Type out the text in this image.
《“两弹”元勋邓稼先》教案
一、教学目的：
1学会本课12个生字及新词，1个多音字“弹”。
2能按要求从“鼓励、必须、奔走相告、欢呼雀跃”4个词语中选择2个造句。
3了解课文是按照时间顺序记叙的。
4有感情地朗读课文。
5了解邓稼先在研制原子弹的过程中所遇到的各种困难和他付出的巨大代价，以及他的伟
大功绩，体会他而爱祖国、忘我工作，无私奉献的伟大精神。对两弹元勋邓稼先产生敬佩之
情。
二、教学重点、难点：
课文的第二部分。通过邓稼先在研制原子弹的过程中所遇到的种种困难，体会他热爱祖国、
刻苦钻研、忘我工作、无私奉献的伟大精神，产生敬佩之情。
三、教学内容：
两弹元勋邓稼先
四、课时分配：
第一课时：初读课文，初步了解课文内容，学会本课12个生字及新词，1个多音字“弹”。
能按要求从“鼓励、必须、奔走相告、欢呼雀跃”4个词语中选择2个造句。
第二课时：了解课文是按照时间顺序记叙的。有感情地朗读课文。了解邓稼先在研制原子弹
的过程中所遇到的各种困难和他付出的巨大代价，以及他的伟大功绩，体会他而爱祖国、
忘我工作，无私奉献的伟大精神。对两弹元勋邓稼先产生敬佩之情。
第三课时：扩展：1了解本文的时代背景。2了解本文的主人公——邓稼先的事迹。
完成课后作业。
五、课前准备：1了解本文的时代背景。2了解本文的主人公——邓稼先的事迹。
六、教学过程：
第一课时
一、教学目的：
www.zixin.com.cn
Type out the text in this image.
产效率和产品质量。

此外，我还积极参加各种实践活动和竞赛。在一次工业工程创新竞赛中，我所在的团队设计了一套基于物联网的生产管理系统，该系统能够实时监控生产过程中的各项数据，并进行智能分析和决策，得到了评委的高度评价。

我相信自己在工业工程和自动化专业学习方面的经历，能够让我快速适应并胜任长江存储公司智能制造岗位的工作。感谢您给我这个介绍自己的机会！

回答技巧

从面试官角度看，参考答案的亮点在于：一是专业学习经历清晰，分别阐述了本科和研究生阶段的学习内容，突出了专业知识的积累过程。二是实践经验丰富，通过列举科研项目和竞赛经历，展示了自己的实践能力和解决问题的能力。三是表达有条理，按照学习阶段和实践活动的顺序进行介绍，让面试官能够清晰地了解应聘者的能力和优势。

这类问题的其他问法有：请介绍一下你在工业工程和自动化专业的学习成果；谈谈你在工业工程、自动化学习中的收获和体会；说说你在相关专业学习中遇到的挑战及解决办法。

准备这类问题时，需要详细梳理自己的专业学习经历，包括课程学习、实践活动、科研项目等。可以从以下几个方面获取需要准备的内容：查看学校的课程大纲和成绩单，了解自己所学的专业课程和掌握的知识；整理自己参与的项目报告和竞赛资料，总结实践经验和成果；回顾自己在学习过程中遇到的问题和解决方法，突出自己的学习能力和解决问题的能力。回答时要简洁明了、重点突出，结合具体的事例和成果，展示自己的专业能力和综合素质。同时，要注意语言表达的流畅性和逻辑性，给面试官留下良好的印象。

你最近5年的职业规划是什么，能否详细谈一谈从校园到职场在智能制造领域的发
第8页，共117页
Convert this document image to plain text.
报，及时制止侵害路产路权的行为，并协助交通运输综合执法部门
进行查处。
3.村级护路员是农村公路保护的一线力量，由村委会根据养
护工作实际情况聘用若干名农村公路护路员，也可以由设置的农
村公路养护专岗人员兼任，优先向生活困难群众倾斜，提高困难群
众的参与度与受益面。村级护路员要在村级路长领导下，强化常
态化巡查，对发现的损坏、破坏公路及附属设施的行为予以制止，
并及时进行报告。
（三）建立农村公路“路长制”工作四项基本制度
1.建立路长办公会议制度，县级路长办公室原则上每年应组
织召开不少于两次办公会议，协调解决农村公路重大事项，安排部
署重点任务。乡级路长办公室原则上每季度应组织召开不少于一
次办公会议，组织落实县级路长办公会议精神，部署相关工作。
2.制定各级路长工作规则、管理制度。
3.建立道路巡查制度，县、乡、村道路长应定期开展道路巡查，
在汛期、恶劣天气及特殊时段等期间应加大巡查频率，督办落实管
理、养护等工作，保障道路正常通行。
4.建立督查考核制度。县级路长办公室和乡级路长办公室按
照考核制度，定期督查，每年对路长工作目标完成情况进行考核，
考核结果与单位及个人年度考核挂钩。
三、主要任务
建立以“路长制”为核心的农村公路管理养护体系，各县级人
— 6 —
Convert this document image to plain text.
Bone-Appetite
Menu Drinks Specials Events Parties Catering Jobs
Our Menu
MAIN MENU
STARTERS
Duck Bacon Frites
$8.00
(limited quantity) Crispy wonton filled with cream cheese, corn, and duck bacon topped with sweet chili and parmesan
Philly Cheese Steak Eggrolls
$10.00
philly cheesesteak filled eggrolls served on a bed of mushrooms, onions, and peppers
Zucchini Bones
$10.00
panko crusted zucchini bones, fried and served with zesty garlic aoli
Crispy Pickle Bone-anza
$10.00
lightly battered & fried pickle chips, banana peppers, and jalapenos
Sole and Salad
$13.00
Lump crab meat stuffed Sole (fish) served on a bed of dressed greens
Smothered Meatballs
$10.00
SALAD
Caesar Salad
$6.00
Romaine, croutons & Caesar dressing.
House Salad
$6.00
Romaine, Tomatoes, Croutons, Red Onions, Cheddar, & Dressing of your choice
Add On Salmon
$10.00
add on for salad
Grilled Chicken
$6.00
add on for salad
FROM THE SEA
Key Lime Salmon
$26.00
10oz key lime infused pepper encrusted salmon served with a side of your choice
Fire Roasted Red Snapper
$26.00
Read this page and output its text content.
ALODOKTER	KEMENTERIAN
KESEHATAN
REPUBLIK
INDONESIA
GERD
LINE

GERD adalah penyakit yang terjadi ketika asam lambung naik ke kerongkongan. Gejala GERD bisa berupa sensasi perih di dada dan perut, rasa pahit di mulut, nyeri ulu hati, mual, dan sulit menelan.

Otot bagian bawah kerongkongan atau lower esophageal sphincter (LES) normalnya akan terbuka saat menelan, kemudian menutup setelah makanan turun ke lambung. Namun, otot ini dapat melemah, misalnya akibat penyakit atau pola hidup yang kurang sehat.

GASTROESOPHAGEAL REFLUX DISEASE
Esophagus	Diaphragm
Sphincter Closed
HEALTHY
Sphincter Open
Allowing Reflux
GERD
::::::
INSTRUCTIONS FOR THE TASK →
Count every line of the records that holds "邓稼先的事迹". State the number, nothing else.

THE SOLUTION →
2